Records from a data source
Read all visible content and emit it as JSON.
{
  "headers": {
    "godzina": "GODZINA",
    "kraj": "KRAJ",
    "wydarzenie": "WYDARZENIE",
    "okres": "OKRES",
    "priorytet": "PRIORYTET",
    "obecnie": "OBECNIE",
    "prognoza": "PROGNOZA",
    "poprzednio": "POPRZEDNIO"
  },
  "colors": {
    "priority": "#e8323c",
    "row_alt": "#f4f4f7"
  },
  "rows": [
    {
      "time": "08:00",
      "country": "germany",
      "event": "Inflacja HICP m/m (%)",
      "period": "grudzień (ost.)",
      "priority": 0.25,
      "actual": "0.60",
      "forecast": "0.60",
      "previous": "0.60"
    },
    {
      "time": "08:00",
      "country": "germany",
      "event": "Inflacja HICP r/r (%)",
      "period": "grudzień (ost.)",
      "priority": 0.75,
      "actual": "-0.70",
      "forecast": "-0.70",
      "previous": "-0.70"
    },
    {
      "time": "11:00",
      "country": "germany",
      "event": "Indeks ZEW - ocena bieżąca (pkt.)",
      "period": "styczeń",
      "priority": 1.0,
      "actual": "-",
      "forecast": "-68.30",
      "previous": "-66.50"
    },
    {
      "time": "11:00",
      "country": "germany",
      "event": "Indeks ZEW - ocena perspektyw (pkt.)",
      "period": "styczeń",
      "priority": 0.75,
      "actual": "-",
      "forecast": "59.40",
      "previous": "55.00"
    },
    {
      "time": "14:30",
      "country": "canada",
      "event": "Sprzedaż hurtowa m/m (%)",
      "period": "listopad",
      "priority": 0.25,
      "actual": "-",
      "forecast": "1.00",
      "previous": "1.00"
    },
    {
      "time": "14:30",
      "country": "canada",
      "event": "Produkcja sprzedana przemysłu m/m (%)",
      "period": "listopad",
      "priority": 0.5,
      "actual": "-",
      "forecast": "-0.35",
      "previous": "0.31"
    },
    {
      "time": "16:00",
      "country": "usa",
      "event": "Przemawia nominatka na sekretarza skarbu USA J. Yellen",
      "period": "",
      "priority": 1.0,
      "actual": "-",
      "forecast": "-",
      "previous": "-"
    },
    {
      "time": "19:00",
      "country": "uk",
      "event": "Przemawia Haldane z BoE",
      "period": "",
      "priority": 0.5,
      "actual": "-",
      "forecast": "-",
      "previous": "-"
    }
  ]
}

THE REQUEST >> Copy out all lines above that include the string "event".

SOLUTION FOR THIS PROBLEM >>
      "event": "Inflacja HICP m/m (%)",
      "event": "Inflacja HICP r/r (%)",
      "event": "Indeks ZEW - ocena bieżąca (pkt.)",
      "event": "Indeks ZEW - ocena perspektyw (pkt.)",
      "event": "Sprzedaż hurtowa m/m (%)",
      "event": "Produkcja sprzedana przemysłu m/m (%)",
      "event": "Przemawia nominatka na sekretarza skarbu USA J. Yellen",
      "event": "Przemawia Haldane z BoE",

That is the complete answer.